Goal of the exercise: Repeat, word for word, every line from the line holding "Decode this image" through the final line of the entries below. Skip all pictures.

[START Record list]

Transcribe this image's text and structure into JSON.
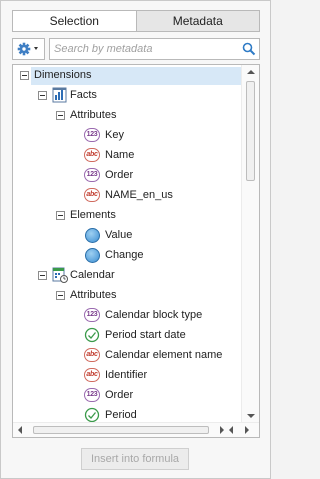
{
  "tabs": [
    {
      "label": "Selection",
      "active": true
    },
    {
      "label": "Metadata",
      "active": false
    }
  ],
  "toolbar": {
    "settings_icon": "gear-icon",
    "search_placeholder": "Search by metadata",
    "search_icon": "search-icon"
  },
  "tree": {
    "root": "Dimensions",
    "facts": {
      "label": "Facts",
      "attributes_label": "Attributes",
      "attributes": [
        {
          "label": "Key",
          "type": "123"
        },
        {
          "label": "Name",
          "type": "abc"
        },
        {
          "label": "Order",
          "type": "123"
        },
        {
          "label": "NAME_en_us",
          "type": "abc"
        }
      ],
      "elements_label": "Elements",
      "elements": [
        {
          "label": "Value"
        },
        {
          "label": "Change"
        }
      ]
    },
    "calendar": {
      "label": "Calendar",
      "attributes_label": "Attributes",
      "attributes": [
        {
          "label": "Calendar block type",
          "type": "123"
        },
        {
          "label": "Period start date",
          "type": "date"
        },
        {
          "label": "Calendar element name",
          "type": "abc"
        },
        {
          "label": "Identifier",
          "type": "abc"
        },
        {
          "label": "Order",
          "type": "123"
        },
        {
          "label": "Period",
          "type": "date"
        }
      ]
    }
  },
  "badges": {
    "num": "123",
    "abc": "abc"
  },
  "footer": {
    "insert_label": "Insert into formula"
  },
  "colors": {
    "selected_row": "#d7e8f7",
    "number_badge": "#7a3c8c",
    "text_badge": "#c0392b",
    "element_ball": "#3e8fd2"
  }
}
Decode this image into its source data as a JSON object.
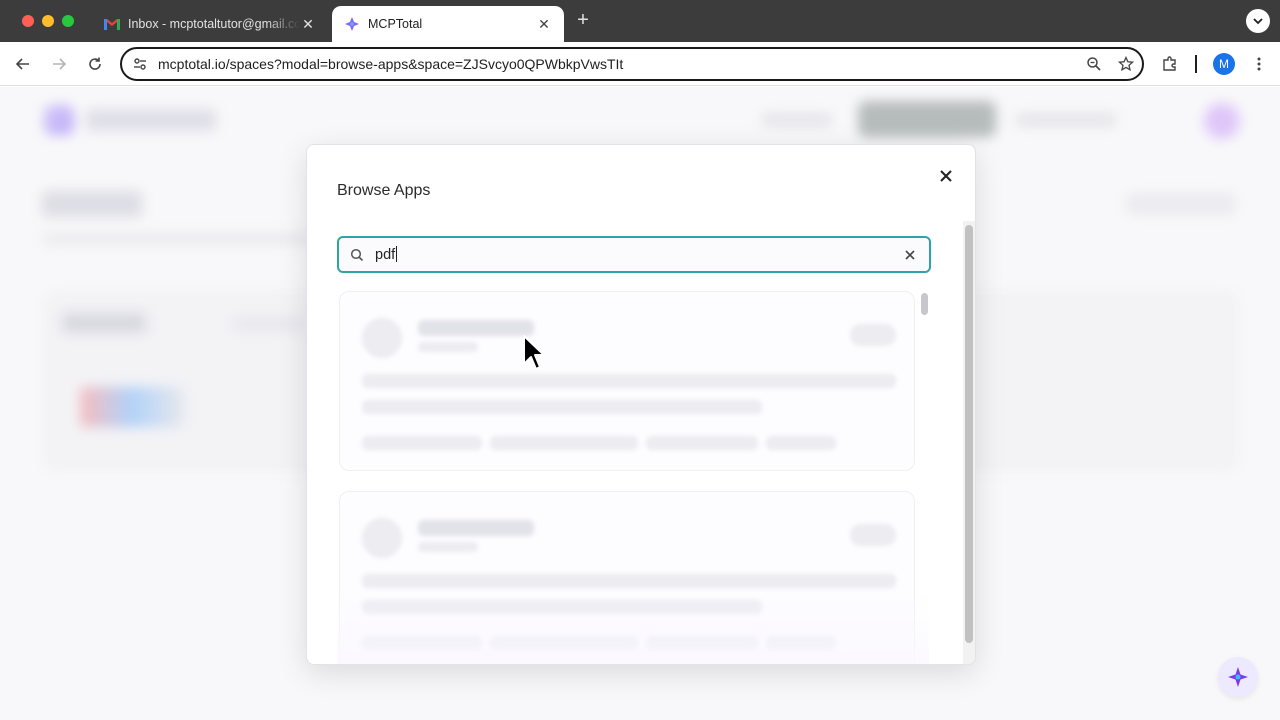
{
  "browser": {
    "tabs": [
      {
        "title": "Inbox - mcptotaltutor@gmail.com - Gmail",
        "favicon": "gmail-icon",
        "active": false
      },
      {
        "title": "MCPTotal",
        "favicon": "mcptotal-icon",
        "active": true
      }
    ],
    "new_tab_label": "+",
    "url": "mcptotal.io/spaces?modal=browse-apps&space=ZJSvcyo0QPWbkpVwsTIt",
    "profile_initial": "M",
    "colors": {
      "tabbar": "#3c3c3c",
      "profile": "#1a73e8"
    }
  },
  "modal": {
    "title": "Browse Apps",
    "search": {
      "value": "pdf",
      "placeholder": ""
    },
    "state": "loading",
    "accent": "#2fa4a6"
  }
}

[END Record list]

Response:
Decode this image into its source data as a JSON object.
{
  "browser": {
    "tabs": [
      {
        "title": "Inbox - mcptotaltutor@gmail.com - Gmail",
        "favicon": "gmail-icon",
        "active": false
      },
      {
        "title": "MCPTotal",
        "favicon": "mcptotal-icon",
        "active": true
      }
    ],
    "new_tab_label": "+",
    "url": "mcptotal.io/spaces?modal=browse-apps&space=ZJSvcyo0QPWbkpVwsTIt",
    "profile_initial": "M",
    "colors": {
      "tabbar": "#3c3c3c",
      "profile": "#1a73e8"
    }
  },
  "modal": {
    "title": "Browse Apps",
    "search": {
      "value": "pdf",
      "placeholder": ""
    },
    "state": "loading",
    "accent": "#2fa4a6"
  }
}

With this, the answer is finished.